[Extracted data entries]
■ ■ ■

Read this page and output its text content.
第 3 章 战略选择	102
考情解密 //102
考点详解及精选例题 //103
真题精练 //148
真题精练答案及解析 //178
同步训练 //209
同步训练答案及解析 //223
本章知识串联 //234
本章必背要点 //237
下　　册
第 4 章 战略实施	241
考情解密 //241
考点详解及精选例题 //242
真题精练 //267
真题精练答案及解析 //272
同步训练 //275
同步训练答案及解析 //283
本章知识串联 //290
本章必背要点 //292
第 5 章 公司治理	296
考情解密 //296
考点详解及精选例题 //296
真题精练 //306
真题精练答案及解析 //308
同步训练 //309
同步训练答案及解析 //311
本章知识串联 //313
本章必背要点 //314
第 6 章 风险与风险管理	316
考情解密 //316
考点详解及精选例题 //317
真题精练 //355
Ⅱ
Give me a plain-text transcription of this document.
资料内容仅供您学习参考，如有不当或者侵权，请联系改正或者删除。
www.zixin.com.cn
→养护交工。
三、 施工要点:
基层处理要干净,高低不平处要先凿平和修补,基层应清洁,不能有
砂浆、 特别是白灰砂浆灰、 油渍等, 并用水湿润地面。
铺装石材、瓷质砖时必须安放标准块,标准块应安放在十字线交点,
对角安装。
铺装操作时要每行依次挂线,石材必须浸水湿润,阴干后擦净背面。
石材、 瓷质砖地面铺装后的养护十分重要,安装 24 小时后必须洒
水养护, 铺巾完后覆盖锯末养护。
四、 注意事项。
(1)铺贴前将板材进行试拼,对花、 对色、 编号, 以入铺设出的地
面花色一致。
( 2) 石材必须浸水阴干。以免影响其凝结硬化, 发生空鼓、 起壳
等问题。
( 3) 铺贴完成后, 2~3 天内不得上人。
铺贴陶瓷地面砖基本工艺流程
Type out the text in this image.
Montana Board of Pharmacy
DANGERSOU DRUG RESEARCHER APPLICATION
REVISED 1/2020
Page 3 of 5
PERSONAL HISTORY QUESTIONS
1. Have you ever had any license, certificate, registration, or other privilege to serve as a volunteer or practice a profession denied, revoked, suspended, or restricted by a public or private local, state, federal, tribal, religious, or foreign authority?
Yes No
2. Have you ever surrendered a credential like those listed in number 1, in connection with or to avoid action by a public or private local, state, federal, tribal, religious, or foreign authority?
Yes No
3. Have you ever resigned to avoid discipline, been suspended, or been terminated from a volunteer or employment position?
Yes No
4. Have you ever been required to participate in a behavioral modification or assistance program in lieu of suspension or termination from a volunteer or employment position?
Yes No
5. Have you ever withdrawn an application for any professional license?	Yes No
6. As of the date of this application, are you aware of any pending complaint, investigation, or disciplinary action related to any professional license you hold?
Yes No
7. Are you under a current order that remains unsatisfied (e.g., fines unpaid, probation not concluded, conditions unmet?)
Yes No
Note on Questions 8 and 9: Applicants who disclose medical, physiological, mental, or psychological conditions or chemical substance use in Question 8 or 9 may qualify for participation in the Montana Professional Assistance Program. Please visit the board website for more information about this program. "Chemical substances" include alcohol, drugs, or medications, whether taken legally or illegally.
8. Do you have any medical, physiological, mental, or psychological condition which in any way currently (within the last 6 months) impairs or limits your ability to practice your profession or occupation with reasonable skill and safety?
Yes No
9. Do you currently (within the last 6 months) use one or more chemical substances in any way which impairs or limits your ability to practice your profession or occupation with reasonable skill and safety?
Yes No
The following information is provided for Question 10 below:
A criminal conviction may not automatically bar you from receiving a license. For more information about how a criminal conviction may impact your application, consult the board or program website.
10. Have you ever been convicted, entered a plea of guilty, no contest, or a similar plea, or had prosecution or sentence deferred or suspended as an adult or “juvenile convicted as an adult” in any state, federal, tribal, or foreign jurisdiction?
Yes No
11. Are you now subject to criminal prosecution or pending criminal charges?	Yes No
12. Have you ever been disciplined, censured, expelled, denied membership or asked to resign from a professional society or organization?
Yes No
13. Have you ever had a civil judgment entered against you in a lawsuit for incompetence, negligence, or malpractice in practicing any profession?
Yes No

■ ■ ■

**Exercise task**
Determine how many lines of the data contain "mental" and give nothing but that number.

**Solution below**
2